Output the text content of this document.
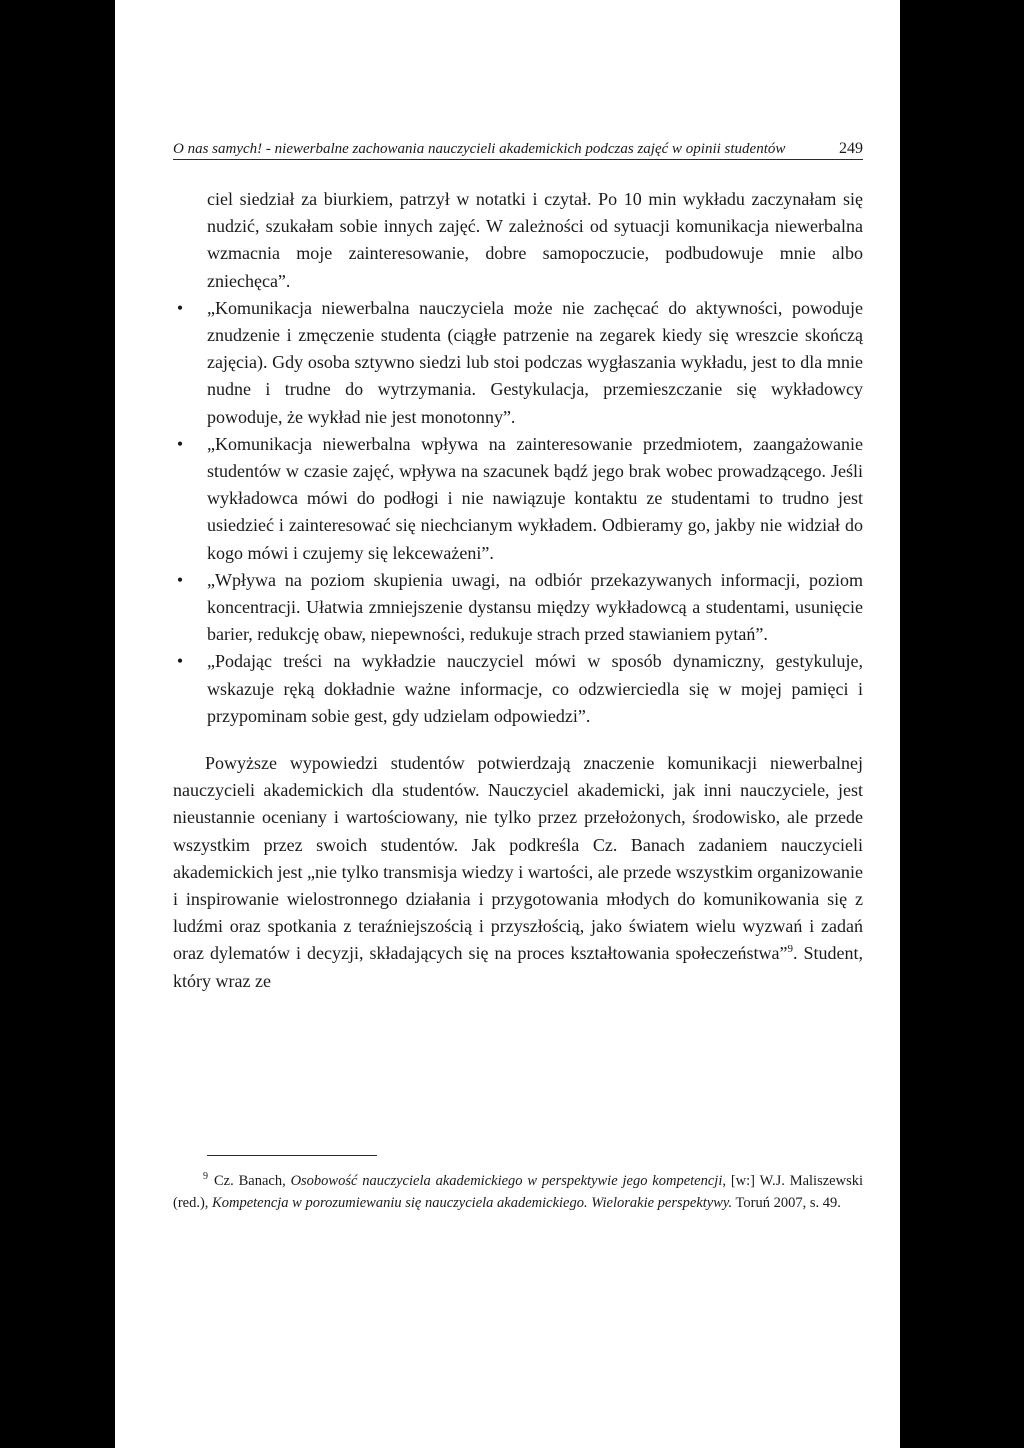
O nas samych! - niewerbalne zachowania nauczycieli akademickich podczas zajęć w opinii studentów	249

ciel siedział za biurkiem, patrzył w notatki i czytał. Po 10 min wykładu zaczynałam się nudzić, szukałam sobie innych zajęć. W zależności od sytuacji komunikacja niewerbalna wzmacnia moje zainteresowanie, dobre samopoczucie, podbudowuje mnie albo zniechęca”.

• „Komunikacja niewerbalna nauczyciela może nie zachęcać do aktywności, powoduje znudzenie i zmęczenie studenta (ciągłe patrzenie na zegarek kiedy się wreszcie skończą zajęcia). Gdy osoba sztywno siedzi lub stoi podczas wygłaszania wykładu, jest to dla mnie nudne i trudne do wytrzymania. Gestykulacja, przemieszczanie się wykładowcy powoduje, że wykład nie jest monotonny”.
• „Komunikacja niewerbalna wpływa na zainteresowanie przedmiotem, zaangażowanie studentów w czasie zajęć, wpływa na szacunek bądź jego brak wobec prowadzącego. Jeśli wykładowca mówi do podłogi i nie nawiązuje kontaktu ze studentami to trudno jest usiedzieć i zainteresować się niechcianym wykładem. Odbieramy go, jakby nie widział do kogo mówi i czujemy się lekceważeni”.
• „Wpływa na poziom skupienia uwagi, na odbiór przekazywanych informacji, poziom koncentracji. Ułatwia zmniejszenie dystansu między wykładowcą a studentami, usunięcie barier, redukcję obaw, niepewności, redukuje strach przed stawianiem pytań”.
• „Podając treści na wykładzie nauczyciel mówi w sposób dynamiczny, gestykuluje, wskazuje ręką dokładnie ważne informacje, co odzwierciedla się w mojej pamięci i przypominam sobie gest, gdy udzielam odpowiedzi”.

Powyższe wypowiedzi studentów potwierdzają znaczenie komunikacji niewerbalnej nauczycieli akademickich dla studentów. Nauczyciel akademicki, jak inni nauczyciele, jest nieustannie oceniany i wartościowany, nie tylko przez przełożonych, środowisko, ale przede wszystkim przez swoich studentów. Jak podkreśla Cz. Banach zadaniem nauczycieli akademickich jest „nie tylko transmisja wiedzy i wartości, ale przede wszystkim organizowanie i inspirowanie wielostronnego działania i przygotowania młodych do komunikowania się z ludźmi oraz spotkania z teraźniejszością i przyszłością, jako światem wielu wyzwań i zadań oraz dylematów i decyzji, składających się na proces kształtowania społeczeństwa”$^9$. Student, który wraz ze

$^9$ Cz. Banach, Osobowość nauczyciela akademickiego w perspektywie jego kompetencji, [w:] W.J. Maliszewski (red.), Kompetencja w porozumiewaniu się nauczyciela akademickiego. Wielorakie perspektywy. Toruń 2007, s. 49.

_Written problem:_
Copy the whole of the material above exactly, but not its images.

_Task answer:_
Output the text content of this document.
O nas samych! - niewerbalne zachowania nauczycieli akademickich podczas zajęć w opinii studentów	249

ciel siedział za biurkiem, patrzył w notatki i czytał. Po 10 min wykładu zaczynałam się nudzić, szukałam sobie innych zajęć. W zależności od sytuacji komunikacja niewerbalna wzmacnia moje zainteresowanie, dobre samopoczucie, podbudowuje mnie albo zniechęca”.

• „Komunikacja niewerbalna nauczyciela może nie zachęcać do aktywności, powoduje znudzenie i zmęczenie studenta (ciągłe patrzenie na zegarek kiedy się wreszcie skończą zajęcia). Gdy osoba sztywno siedzi lub stoi podczas wygłaszania wykładu, jest to dla mnie nudne i trudne do wytrzymania. Gestykulacja, przemieszczanie się wykładowcy powoduje, że wykład nie jest monotonny”.
• „Komunikacja niewerbalna wpływa na zainteresowanie przedmiotem, zaangażowanie studentów w czasie zajęć, wpływa na szacunek bądź jego brak wobec prowadzącego. Jeśli wykładowca mówi do podłogi i nie nawiązuje kontaktu ze studentami to trudno jest usiedzieć i zainteresować się niechcianym wykładem. Odbieramy go, jakby nie widział do kogo mówi i czujemy się lekceważeni”.
• „Wpływa na poziom skupienia uwagi, na odbiór przekazywanych informacji, poziom koncentracji. Ułatwia zmniejszenie dystansu między wykładowcą a studentami, usunięcie barier, redukcję obaw, niepewności, redukuje strach przed stawianiem pytań”.
• „Podając treści na wykładzie nauczyciel mówi w sposób dynamiczny, gestykuluje, wskazuje ręką dokładnie ważne informacje, co odzwierciedla się w mojej pamięci i przypominam sobie gest, gdy udzielam odpowiedzi”.

Powyższe wypowiedzi studentów potwierdzają znaczenie komunikacji niewerbalnej nauczycieli akademickich dla studentów. Nauczyciel akademicki, jak inni nauczyciele, jest nieustannie oceniany i wartościowany, nie tylko przez przełożonych, środowisko, ale przede wszystkim przez swoich studentów. Jak podkreśla Cz. Banach zadaniem nauczycieli akademickich jest „nie tylko transmisja wiedzy i wartości, ale przede wszystkim organizowanie i inspirowanie wielostronnego działania i przygotowania młodych do komunikowania się z ludźmi oraz spotkania z teraźniejszością i przyszłością, jako światem wielu wyzwań i zadań oraz dylematów i decyzji, składających się na proces kształtowania społeczeństwa”$^9$. Student, który wraz ze

$^9$ Cz. Banach, Osobowość nauczyciela akademickiego w perspektywie jego kompetencji, [w:] W.J. Maliszewski (red.), Kompetencja w porozumiewaniu się nauczyciela akademickiego. Wielorakie perspektywy. Toruń 2007, s. 49.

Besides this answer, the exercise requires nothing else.